Items from a data source:
# # # # # # #
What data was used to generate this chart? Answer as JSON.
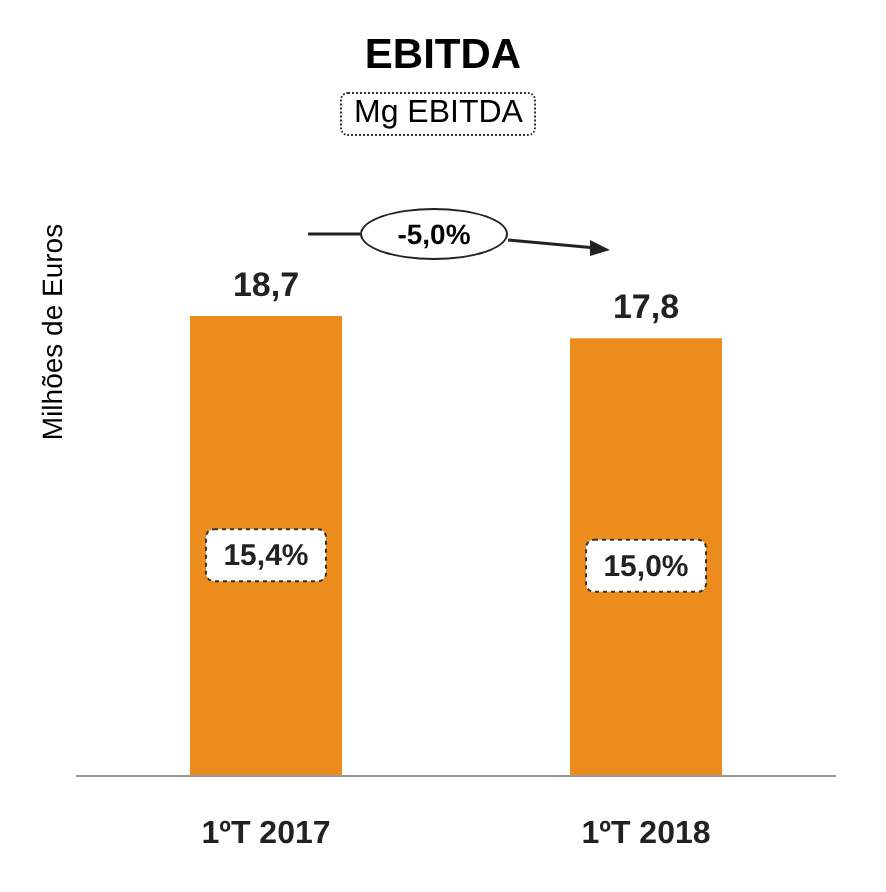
{
  "chart_data": {
    "type": "bar",
    "title": "EBITDA",
    "subtitle": "Mg EBITDA",
    "ylabel": "Milhões de Euros",
    "categories": [
      "1ºT 2017",
      "1ºT 2018"
    ],
    "values": [
      18.7,
      17.8
    ],
    "value_labels": [
      "18,7",
      "17,8"
    ],
    "color": "#ec8c1c",
    "legend": false,
    "grid": false,
    "annotations": [
      "-5,0%",
      "15,4%",
      "15,0%"
    ]
  }
}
# # # # # # #
Problem statement: Omit the pictures, then output the rest of the listing exactly.

Full response:
What data was used to generate this chart? Answer as JSON.
{
  "chart_data": {
    "type": "bar",
    "title": "EBITDA",
    "subtitle": "Mg EBITDA",
    "ylabel": "Milhões de Euros",
    "categories": [
      "1ºT 2017",
      "1ºT 2018"
    ],
    "values": [
      18.7,
      17.8
    ],
    "value_labels": [
      "18,7",
      "17,8"
    ],
    "color": "#ec8c1c",
    "legend": false,
    "grid": false,
    "annotations": [
      "-5,0%",
      "15,4%",
      "15,0%"
    ]
  }
}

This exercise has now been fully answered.